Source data
——
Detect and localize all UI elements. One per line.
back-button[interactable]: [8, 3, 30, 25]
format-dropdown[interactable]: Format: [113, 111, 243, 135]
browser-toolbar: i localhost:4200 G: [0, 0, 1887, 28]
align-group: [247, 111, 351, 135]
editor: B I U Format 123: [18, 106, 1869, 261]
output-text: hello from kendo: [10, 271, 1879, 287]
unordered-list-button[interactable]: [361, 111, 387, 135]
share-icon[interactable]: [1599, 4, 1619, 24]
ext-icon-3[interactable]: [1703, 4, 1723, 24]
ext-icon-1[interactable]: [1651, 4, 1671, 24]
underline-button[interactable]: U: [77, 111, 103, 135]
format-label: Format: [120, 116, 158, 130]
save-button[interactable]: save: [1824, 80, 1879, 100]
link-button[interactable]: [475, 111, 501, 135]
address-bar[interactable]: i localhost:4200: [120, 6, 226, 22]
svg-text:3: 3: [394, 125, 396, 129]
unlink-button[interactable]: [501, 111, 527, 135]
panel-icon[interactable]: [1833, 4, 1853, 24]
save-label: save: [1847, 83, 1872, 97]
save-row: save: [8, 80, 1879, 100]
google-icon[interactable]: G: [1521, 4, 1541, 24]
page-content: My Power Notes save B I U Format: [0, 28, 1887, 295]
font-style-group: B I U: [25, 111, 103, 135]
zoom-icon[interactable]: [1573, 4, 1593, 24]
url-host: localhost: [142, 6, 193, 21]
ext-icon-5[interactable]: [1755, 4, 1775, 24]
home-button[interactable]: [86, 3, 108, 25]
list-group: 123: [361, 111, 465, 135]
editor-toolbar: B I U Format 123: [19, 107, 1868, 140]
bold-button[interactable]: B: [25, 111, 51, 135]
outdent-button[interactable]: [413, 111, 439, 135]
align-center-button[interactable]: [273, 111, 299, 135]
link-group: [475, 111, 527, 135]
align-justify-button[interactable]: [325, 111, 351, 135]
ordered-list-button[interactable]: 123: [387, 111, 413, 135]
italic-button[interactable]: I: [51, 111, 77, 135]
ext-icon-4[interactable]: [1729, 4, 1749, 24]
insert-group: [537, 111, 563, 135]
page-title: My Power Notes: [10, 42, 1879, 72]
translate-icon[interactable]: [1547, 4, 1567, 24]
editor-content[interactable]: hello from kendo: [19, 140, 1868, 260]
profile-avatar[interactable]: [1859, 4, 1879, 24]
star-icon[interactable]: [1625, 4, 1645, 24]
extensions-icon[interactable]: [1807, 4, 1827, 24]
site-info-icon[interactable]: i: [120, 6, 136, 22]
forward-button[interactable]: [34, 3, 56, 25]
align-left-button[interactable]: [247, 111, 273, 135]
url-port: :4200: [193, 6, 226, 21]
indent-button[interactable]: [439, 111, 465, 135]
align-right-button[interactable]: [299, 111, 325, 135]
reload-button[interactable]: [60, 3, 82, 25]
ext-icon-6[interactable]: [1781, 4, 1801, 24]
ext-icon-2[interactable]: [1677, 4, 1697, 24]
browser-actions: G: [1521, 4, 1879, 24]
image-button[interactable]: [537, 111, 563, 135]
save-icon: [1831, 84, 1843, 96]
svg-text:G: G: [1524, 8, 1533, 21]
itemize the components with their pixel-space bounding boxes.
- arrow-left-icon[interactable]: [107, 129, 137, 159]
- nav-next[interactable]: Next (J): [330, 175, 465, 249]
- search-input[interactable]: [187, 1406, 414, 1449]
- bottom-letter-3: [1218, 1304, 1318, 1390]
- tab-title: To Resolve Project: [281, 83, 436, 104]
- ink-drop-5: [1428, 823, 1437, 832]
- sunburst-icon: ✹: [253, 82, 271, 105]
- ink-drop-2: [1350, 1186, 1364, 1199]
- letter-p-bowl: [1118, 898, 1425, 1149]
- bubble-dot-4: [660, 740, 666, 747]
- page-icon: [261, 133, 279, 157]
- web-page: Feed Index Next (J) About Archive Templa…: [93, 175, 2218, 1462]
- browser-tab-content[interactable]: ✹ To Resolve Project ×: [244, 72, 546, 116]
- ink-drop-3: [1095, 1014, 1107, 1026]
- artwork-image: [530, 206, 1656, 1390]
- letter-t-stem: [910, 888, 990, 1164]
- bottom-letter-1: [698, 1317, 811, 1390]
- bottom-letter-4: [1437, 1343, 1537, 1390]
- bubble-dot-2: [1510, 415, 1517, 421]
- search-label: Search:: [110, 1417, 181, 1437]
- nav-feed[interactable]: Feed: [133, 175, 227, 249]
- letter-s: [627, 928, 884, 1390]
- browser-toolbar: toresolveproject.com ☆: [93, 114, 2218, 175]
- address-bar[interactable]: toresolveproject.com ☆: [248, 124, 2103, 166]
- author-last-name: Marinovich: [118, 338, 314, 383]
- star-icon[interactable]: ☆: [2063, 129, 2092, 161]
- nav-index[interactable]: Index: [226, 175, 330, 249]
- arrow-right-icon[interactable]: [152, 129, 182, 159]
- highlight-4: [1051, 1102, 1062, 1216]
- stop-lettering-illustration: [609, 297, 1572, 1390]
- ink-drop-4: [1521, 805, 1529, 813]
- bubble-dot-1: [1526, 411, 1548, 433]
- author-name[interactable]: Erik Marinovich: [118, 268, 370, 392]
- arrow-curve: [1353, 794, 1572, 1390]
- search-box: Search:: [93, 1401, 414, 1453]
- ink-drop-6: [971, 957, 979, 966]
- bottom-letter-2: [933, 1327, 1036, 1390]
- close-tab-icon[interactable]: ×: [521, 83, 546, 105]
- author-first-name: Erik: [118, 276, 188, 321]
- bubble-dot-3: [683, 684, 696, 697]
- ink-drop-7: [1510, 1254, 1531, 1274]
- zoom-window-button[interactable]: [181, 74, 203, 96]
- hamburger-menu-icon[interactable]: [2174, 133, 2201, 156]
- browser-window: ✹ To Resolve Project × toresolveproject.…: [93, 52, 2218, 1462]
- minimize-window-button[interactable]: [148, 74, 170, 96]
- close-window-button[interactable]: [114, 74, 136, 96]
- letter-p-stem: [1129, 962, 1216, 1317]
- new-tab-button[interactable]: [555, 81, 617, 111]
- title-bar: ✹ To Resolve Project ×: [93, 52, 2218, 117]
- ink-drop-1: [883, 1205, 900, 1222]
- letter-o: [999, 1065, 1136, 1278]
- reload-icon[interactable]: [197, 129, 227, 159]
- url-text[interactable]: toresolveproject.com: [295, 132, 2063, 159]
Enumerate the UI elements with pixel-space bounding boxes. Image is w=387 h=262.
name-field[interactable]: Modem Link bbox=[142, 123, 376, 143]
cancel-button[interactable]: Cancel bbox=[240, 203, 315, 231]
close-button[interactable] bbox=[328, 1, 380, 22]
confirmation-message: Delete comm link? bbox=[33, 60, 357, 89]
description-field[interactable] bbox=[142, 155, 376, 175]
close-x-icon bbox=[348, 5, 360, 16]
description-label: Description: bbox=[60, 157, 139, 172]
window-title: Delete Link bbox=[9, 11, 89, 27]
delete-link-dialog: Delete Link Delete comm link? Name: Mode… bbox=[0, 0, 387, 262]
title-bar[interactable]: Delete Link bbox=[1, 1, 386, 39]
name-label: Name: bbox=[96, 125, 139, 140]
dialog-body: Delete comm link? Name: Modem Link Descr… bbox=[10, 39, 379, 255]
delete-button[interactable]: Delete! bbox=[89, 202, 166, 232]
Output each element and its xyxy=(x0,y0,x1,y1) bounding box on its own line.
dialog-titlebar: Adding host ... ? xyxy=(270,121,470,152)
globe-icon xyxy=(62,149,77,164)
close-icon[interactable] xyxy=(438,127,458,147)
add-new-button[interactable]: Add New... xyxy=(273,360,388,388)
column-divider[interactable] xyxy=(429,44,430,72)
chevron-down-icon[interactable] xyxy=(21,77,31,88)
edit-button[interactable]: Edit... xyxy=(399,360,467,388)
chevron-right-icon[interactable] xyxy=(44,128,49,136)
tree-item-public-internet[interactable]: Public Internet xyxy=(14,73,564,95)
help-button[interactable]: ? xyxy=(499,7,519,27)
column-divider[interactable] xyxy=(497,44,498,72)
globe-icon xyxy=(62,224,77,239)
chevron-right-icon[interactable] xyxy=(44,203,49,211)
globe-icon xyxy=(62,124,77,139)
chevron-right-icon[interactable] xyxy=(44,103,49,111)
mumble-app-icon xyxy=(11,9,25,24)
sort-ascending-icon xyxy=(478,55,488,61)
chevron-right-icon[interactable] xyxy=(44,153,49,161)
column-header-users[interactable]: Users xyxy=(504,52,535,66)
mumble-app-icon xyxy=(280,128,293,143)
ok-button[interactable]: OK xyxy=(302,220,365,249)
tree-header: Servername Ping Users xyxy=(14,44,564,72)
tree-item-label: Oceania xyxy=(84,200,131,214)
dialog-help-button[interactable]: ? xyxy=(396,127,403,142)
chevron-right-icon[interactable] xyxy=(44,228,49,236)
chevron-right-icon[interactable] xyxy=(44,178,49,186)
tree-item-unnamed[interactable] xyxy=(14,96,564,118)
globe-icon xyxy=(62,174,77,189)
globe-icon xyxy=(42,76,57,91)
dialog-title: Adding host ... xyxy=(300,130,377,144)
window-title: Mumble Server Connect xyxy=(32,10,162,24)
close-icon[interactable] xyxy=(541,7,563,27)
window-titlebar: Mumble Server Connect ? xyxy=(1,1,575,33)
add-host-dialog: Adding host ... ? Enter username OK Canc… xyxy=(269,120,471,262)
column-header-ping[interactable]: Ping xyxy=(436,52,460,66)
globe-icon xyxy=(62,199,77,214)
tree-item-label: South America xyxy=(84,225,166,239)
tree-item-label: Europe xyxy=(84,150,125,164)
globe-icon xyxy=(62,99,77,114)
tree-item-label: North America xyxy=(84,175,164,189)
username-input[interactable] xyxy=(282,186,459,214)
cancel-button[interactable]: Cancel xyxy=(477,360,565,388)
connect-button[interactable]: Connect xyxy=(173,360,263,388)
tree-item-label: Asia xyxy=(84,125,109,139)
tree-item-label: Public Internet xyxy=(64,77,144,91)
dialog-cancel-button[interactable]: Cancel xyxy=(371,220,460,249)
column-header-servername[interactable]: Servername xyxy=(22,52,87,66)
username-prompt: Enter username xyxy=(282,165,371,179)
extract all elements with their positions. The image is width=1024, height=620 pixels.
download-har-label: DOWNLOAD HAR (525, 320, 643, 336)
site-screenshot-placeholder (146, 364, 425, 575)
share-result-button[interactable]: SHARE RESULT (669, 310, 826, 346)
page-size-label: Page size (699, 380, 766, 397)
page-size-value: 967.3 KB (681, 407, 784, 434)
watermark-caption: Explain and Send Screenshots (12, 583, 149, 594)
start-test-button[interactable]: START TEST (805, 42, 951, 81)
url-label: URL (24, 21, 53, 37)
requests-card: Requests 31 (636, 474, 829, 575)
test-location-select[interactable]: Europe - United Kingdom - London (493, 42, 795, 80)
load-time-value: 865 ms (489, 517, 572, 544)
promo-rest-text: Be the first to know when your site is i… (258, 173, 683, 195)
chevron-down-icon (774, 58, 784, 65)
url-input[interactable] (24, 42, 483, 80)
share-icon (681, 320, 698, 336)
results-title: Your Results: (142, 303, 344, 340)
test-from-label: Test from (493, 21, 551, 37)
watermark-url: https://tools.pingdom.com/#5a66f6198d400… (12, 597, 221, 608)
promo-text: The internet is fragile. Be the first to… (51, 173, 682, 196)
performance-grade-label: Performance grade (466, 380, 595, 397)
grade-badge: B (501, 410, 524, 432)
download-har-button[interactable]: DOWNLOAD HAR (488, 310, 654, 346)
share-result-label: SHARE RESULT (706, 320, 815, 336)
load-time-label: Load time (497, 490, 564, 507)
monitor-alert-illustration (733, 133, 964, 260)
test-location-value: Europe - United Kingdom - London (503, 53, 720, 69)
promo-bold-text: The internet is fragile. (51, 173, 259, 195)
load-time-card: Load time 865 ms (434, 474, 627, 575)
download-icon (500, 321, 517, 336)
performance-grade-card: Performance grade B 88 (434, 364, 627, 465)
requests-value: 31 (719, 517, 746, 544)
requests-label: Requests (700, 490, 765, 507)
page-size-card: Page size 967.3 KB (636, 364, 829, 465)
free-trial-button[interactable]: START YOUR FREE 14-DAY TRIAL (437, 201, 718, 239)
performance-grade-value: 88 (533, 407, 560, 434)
——
Reproduce verbatim the rows from the beginning of the source data through the line containing "ordered-list-button[interactable]: 123: [387, 111, 413, 135]", including that line.

Detect and localize all UI elements. One per line.
back-button[interactable]: [8, 3, 30, 25]
format-dropdown[interactable]: Format: [113, 111, 243, 135]
browser-toolbar: i localhost:4200 G: [0, 0, 1887, 28]
align-group: [247, 111, 351, 135]
editor: B I U Format 123: [18, 106, 1869, 261]
output-text: hello from kendo: [10, 271, 1879, 287]
unordered-list-button[interactable]: [361, 111, 387, 135]
share-icon[interactable]: [1599, 4, 1619, 24]
ext-icon-3[interactable]: [1703, 4, 1723, 24]
ext-icon-1[interactable]: [1651, 4, 1671, 24]
underline-button[interactable]: U: [77, 111, 103, 135]
format-label: Format: [120, 116, 158, 130]
save-button[interactable]: save: [1824, 80, 1879, 100]
link-button[interactable]: [475, 111, 501, 135]
address-bar[interactable]: i localhost:4200: [120, 6, 226, 22]
svg-text:3: 3: [394, 125, 396, 129]
unlink-button[interactable]: [501, 111, 527, 135]
panel-icon[interactable]: [1833, 4, 1853, 24]
save-label: save: [1847, 83, 1872, 97]
save-row: save: [8, 80, 1879, 100]
google-icon[interactable]: G: [1521, 4, 1541, 24]
page-content: My Power Notes save B I U Format: [0, 28, 1887, 295]
font-style-group: B I U: [25, 111, 103, 135]
zoom-icon[interactable]: [1573, 4, 1593, 24]
url-host: localhost: [142, 6, 193, 21]
ext-icon-5[interactable]: [1755, 4, 1775, 24]
home-button[interactable]: [86, 3, 108, 25]
list-group: 123: [361, 111, 465, 135]
editor-toolbar: B I U Format 123: [19, 107, 1868, 140]
bold-button[interactable]: B: [25, 111, 51, 135]
outdent-button[interactable]: [413, 111, 439, 135]
align-center-button[interactable]: [273, 111, 299, 135]
link-group: [475, 111, 527, 135]
align-justify-button[interactable]: [325, 111, 351, 135]
ordered-list-button[interactable]: 123: [387, 111, 413, 135]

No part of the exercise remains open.